* [GOAL A]
Arrange the part of the listing that opens with the line containing "toc-entry-title: 一、应急救援预案数字化管理 (1401, 1366, 1777, 1400)" and closes with the line containing "toc-entry: 第三节 辅助生产智能化管理...........................…", both included, as a JSON list of strings with one string per line and blank lines left out.

* [PASSAGE PROVIDED]
— BEGIN —
Fumes from the ammonia in liquid latex can irritate the eyes when it is used on the face. For this reason, it is recommended that liquid latex be allowed to vent for several minutes before being applied in this way. Appropriate liquid latex safety guidelines should be followed before the cosmetic use of liquid latex.

Liquid latex used for special effects makeup projects like scars and gashes incorporate flesh-coloured latex that is applied to the skin and then built up using materials such as tissue paper and cotton.

Mold Making
Liquid Latex is useful for molding due to its flexibility once dried, which allows for the casting of undercut sculpture.  There are several methods for making a latex mold, each with numerous variations.  Below is a general outline of several methods.  In any method of mold making, care must be taken to avoid air bubbles on the first layer of applied latex.

Brush Method
First, the original object to be molded (master) is cleaned and dried before being paced onto a non-porous substrate.  Next, liquid latex is painted onto the master, leaving the bottom uncovered, but painting out around the base on the substrate.  Latex must be painted on in multiple layers, allowing the latex to dry between each one.  The drying process can be expedited with the use of a fan or hair dryer.  The number of layers applied typically ranges from 8 to 20, though more may be necessary depending on the size of the mold.  A latex mold of a chess piece 15cm in height would normally take 8 - 10 coats.  Reinforcement, such as burlap, string, or cheesecloth, may be added between layers to strengthen the latex, and prevent tearing during removal from the casting.
— END —
* [Visual layout records]
— BEGIN —
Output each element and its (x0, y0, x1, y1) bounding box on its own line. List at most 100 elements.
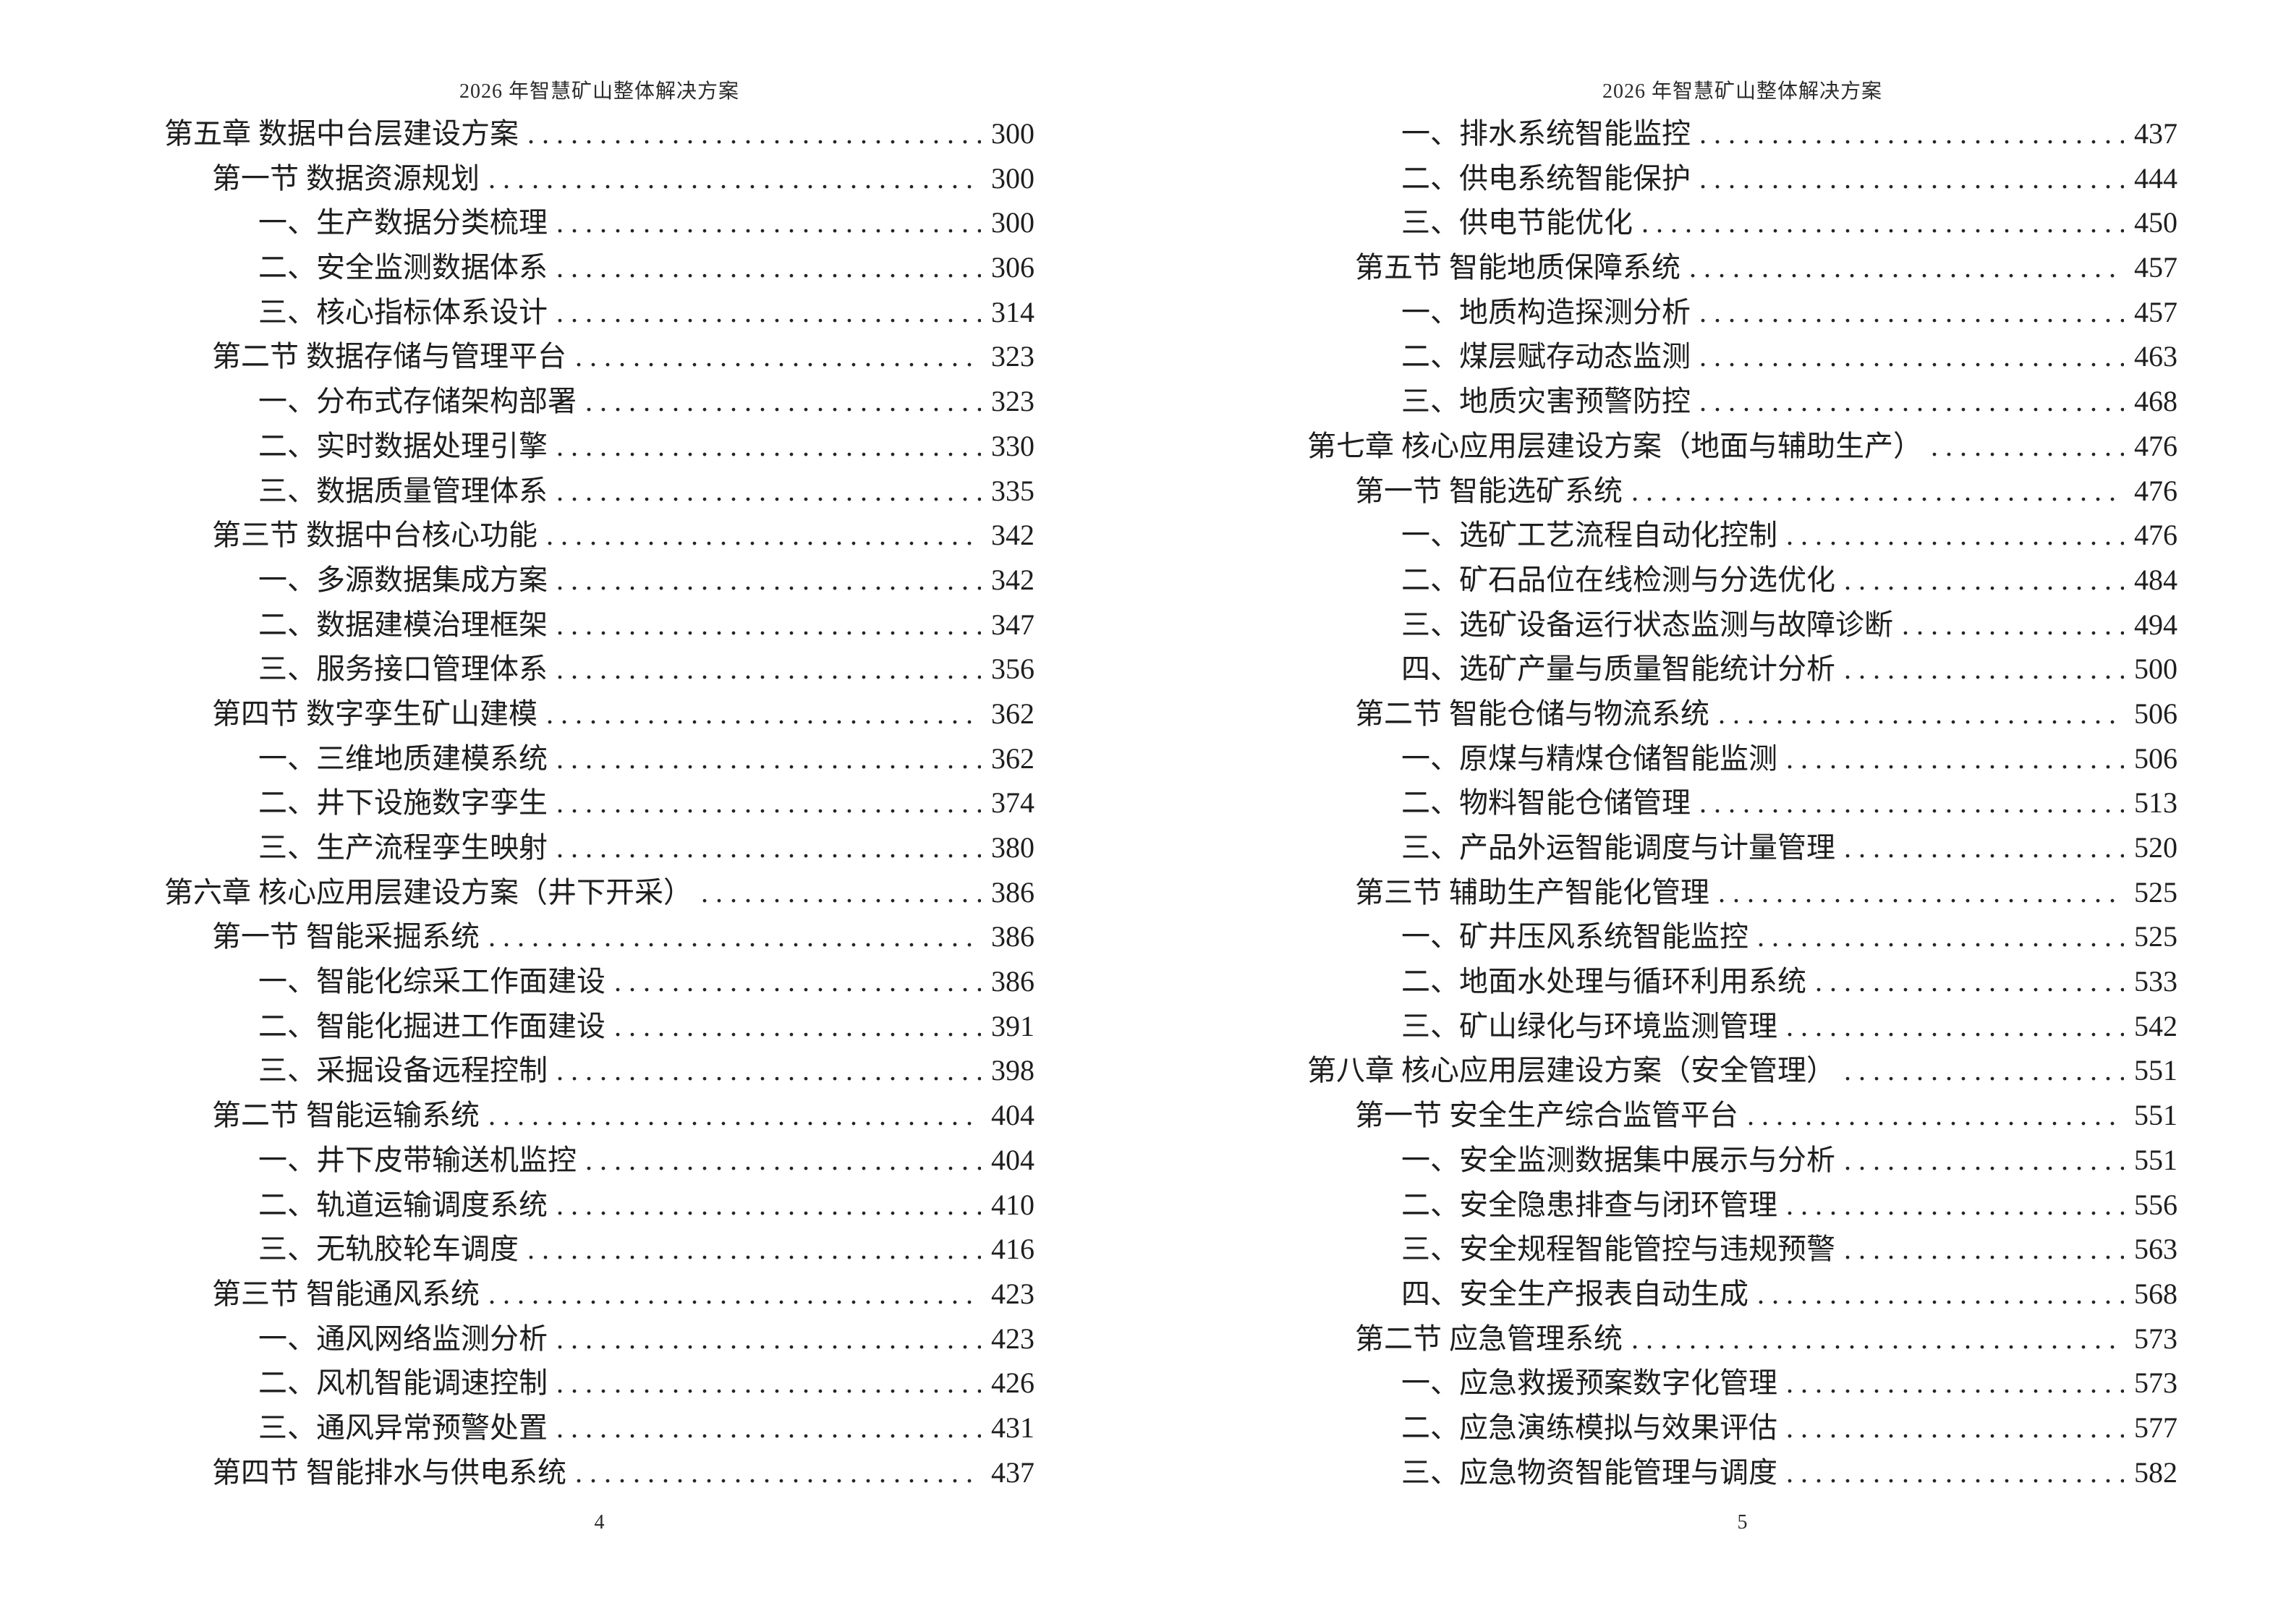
toc-entry-title: 一、应急救援预案数字化管理 (1401, 1366, 1777, 1400)
page-header: 2026 年智慧矿山整体解决方案 (1602, 80, 1882, 103)
dot-leader: ........................................… (488, 1099, 981, 1132)
toc-entry-title: 第二节 智能运输系统 (212, 1099, 480, 1132)
toc-entry-page: 573 (2134, 1366, 2177, 1400)
toc-entry-page: 568 (2134, 1277, 2177, 1310)
toc-entry-title: 二、地面水处理与循环利用系统 (1401, 965, 1806, 998)
toc-entry: 三、核心指标体系设计..............................… (164, 290, 1034, 335)
toc-list: 第五章 数据中台层建设方案...........................… (164, 111, 1034, 1495)
toc-entry-title: 一、排水系统智能监控 (1401, 117, 1691, 150)
toc-entry-title: 一、生产数据分类梳理 (258, 206, 548, 239)
toc-entry-title: 第一节 安全生产综合监管平台 (1355, 1099, 1738, 1132)
dot-leader: ........................................… (1786, 1366, 2124, 1400)
toc-entry: 二、煤层赋存动态监测..............................… (1307, 334, 2177, 379)
toc-page-right: 2026 年智慧矿山整体解决方案 一、排水系统智能监控.............… (1143, 0, 2286, 1624)
dot-leader: ........................................… (556, 741, 981, 775)
toc-entry-page: 494 (2134, 608, 2177, 641)
toc-entry-page: 300 (991, 161, 1034, 195)
toc-entry-title: 第五节 智能地质保障系统 (1355, 251, 1680, 284)
toc-entry-title: 三、采掘设备远程控制 (258, 1054, 548, 1087)
toc-entry: 二、轨道运输调度系统..............................… (164, 1183, 1034, 1228)
toc-entry-title: 二、智能化掘进工作面建设 (258, 1009, 606, 1042)
toc-entry: 二、物料智能仓储管理..............................… (1307, 781, 2177, 825)
toc-entry-title: 一、分布式存储架构部署 (258, 385, 577, 418)
toc-entry-title: 四、选矿产量与质量智能统计分析 (1401, 652, 1835, 686)
toc-entry-title: 一、多源数据集成方案 (258, 563, 548, 596)
dot-leader: ........................................… (556, 831, 981, 864)
page-header: 2026 年智慧矿山整体解决方案 (459, 80, 739, 103)
dot-leader: ........................................… (1786, 1188, 2124, 1221)
toc-entry-title: 第三节 辅助生产智能化管理 (1355, 875, 1709, 909)
toc-entry-page: 577 (2134, 1411, 2177, 1444)
toc-entry: 第三节 辅助生产智能化管理...........................… (1307, 870, 2177, 915)
toc-entry: 一、分布式存储架构部署.............................… (164, 379, 1034, 424)
dot-leader: ........................................… (527, 117, 981, 150)
toc-entry-page: 314 (991, 295, 1034, 328)
toc-entry: 三、应急物资智能管理与调度...........................… (1307, 1450, 2177, 1495)
toc-entry-page: 362 (991, 697, 1034, 730)
toc-entry-page: 437 (991, 1455, 1034, 1489)
toc-entry-page: 386 (991, 920, 1034, 953)
dot-leader: ........................................… (1844, 1143, 2124, 1176)
dot-leader: ........................................… (1844, 1054, 2124, 1087)
toc-entry-title: 二、煤层赋存动态监测 (1401, 340, 1691, 373)
toc-entry-title: 第六章 核心应用层建设方案（井下开采） (164, 875, 692, 909)
toc-entry-title: 一、选矿工艺流程自动化控制 (1401, 519, 1777, 552)
dot-leader: ........................................… (527, 1233, 981, 1266)
dot-leader: ........................................… (1844, 1233, 2124, 1266)
toc-entry-page: 437 (2134, 117, 2177, 150)
dot-leader: ........................................… (556, 1054, 981, 1087)
dot-leader: ........................................… (1699, 340, 2124, 373)
toc-entry-title: 三、供电节能优化 (1401, 206, 1633, 239)
toc-entry-title: 第二节 应急管理系统 (1355, 1322, 1623, 1355)
toc-entry: 三、采掘设备远程控制..............................… (164, 1048, 1034, 1093)
toc-entry-title: 二、井下设施数字孪生 (258, 786, 548, 820)
toc-entry-page: 300 (991, 206, 1034, 239)
toc-entry: 二、安全隐患排查与闭环管理...........................… (1307, 1183, 2177, 1228)
dot-leader: ........................................… (585, 1143, 981, 1176)
toc-entry: 一、排水系统智能监控..............................… (1307, 111, 2177, 156)
toc-entry-page: 513 (2134, 786, 2177, 820)
toc-entry: 第一节 安全生产综合监管平台..........................… (1307, 1093, 2177, 1138)
toc-page-left: 2026 年智慧矿山整体解决方案 第五章 数据中台层建设方案..........… (164, 80, 1034, 1534)
toc-entry-title: 一、安全监测数据集中展示与分析 (1401, 1143, 1835, 1176)
toc-entry: 一、地质构造探测分析..............................… (1307, 290, 2177, 335)
toc-entry-title: 二、安全隐患排查与闭环管理 (1401, 1188, 1777, 1221)
toc-entry-title: 三、安全规程智能管控与违规预警 (1401, 1233, 1835, 1266)
dot-leader: ........................................… (575, 340, 981, 373)
toc-entry-page: 410 (991, 1188, 1034, 1221)
toc-entry: 二、智能化掘进工作面建设............................… (164, 1004, 1034, 1049)
toc-entry-page: 542 (2134, 1009, 2177, 1042)
toc-entry: 三、矿山绿化与环境监测管理...........................… (1307, 1004, 2177, 1049)
toc-entry-page: 484 (2134, 563, 2177, 596)
dot-leader: ........................................… (1844, 831, 2124, 864)
toc-entry: 一、多源数据集成方案..............................… (164, 558, 1034, 603)
dot-leader: ........................................… (556, 474, 981, 507)
toc-entry: 一、三维地质建模系统..............................… (164, 736, 1034, 781)
toc-entry: 一、安全监测数据集中展示与分析.........................… (1307, 1138, 2177, 1183)
toc-entry-title: 三、服务接口管理体系 (258, 652, 548, 686)
toc-entry-title: 一、地质构造探测分析 (1401, 295, 1691, 328)
dot-leader: ........................................… (488, 161, 981, 195)
toc-entry-title: 二、安全监测数据体系 (258, 251, 548, 284)
dot-leader: ........................................… (1699, 385, 2124, 418)
toc-entry-page: 391 (991, 1009, 1034, 1042)
toc-entry-page: 444 (2134, 161, 2177, 195)
toc-entry: 第七章 核心应用层建设方案（地面与辅助生产）..................… (1307, 424, 2177, 469)
dot-leader: ........................................… (1757, 920, 2124, 953)
dot-leader: ........................................… (1786, 741, 2124, 775)
dot-leader: ........................................… (556, 295, 981, 328)
toc-entry-page: 323 (991, 385, 1034, 418)
toc-entry: 第五节 智能地质保障系统............................… (1307, 245, 2177, 290)
dot-leader: ........................................… (488, 1277, 981, 1310)
toc-entry: 第六章 核心应用层建设方案（井下开采）.....................… (164, 870, 1034, 915)
toc-entry-title: 三、核心指标体系设计 (258, 295, 548, 328)
toc-entry: 四、选矿产量与质量智能统计分析.........................… (1307, 647, 2177, 692)
toc-entry: 三、安全规程智能管控与违规预警.........................… (1307, 1227, 2177, 1272)
toc-entry-page: 556 (2134, 1188, 2177, 1221)
toc-entry: 第二节 智能运输系统..............................… (164, 1093, 1034, 1138)
dot-leader: ........................................… (546, 519, 981, 552)
toc-entry: 二、应急演练模拟与效果评估...........................… (1307, 1406, 2177, 1450)
toc-entry-title: 二、矿石品位在线检测与分选优化 (1401, 563, 1835, 596)
toc-entry-title: 二、轨道运输调度系统 (258, 1188, 548, 1221)
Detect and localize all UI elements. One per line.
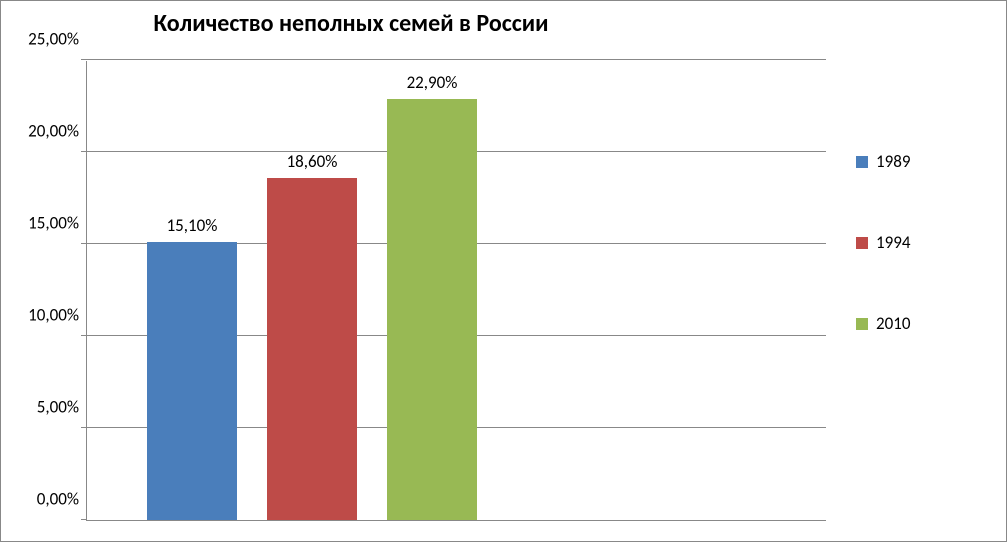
— END —
* [GOAL B]
Pick up the passage on liquid latex and continue it from its last sentence.

* [EXERCISE RESPONSE A]
[
  "toc-entry-title: 一、应急救援预案数字化管理 (1401, 1366, 1777, 1400)",
  "page-header: 2026 年智慧矿山整体解决方案 (1602, 80, 1882, 103)",
  "dot-leader: ........................................… (488, 1099, 981, 1132)",
  "toc-entry-title: 第二节 智能运输系统 (212, 1099, 480, 1132)",
  "toc-entry-page: 573 (2134, 1366, 2177, 1400)",
  "toc-entry-page: 568 (2134, 1277, 2177, 1310)",
  "toc-entry-title: 二、地面水处理与循环利用系统 (1401, 965, 1806, 998)",
  "toc-entry: 三、核心指标体系设计..............................… (164, 290, 1034, 335)",
  "toc-list: 第五章 数据中台层建设方案...........................… (164, 111, 1034, 1495)",
  "toc-entry-title: 一、排水系统智能监控 (1401, 117, 1691, 150)",
  "toc-entry-title: 一、生产数据分类梳理 (258, 206, 548, 239)",
  "toc-entry-title: 第一节 安全生产综合监管平台 (1355, 1099, 1738, 1132)",
  "dot-leader: ........................................… (1786, 1366, 2124, 1400)",
  "toc-entry: 二、煤层赋存动态监测..............................… (1307, 334, 2177, 379)",
  "toc-page-right: 2026 年智慧矿山整体解决方案 一、排水系统智能监控.............… (1143, 0, 2286, 1624)",
  "dot-leader: ........................................… (556, 741, 981, 775)",
  "toc-entry-page: 494 (2134, 608, 2177, 641)",
  "toc-entry-page: 300 (991, 161, 1034, 195)",
  "toc-entry-title: 第五节 智能地质保障系统 (1355, 251, 1680, 284)",
  "toc-entry-title: 三、采掘设备远程控制 (258, 1054, 548, 1087)",
  "toc-entry: 二、轨道运输调度系统..............................… (164, 1183, 1034, 1228)",
  "toc-entry-title: 二、智能化掘进工作面建设 (258, 1009, 606, 1042)",
  "toc-entry: 二、物料智能仓储管理..............................… (1307, 781, 2177, 825)",
  "toc-entry-title: 一、分布式存储架构部署 (258, 385, 577, 418)",
  "toc-entry-title: 四、选矿产量与质量智能统计分析 (1401, 652, 1835, 686)",
  "toc-entry-title: 一、多源数据集成方案 (258, 563, 548, 596)",
  "dot-leader: ........................................… (556, 831, 981, 864)",
  "page-header: 2026 年智慧矿山整体解决方案 (459, 80, 739, 103)",
  "dot-leader: ........................................… (1786, 1188, 2124, 1221)",
  "toc-entry-title: 第三节 辅助生产智能化管理 (1355, 875, 1709, 909)",
  "toc-entry-page: 577 (2134, 1411, 2177, 1444)",
  "toc-entry: 第三节 辅助生产智能化管理...........................… (1307, 870, 2177, 915)"
]

* [EXERCISE RESPONSE B]
Dip Method
If your master is porous enough to draw moisture from the latex, you can simply dip the master into the liquid latex to make your mold.  After dipping, bubbles may form on the surface of the master.  If this happens, pop the bubbles with a brush and re-dip immediately.  Allow latex to dry in between dips.

Removing the mold
Once the latex is completely dried, the latex mold is then peeled off, turning the latex mold inside-out in the process.  Talcum powder or soapy water should be applied to the outside of the mold before removal, to prevent the latex from sticking to itself.  After popping the latex back into its original shape, you can then use the mold to cast the item in your casting medium of choice.

Safety
Due to the presence of Ammonium Hydroxide, liquid latex may cause skin irritation and eye irritation.  The amount of Ammonium varies greatly, and depends on the latex's intended use.  Liquid Latex intended for mold-making may cause serious eye irritation.  If liquid latex gets in your eyes, rinse cautiously with water for several minutes.  Remove contact lenses, if present and easy to do, and continue rinsing.

Latex is also a common allergen, and may trigger an allergic reaction in some people.  

Should liquid latex start on fire, water fog, foam, dry chemical powder, and carbon dioxide are suitable extinguishing media.  A water jet should not be used, as this will spread the fire.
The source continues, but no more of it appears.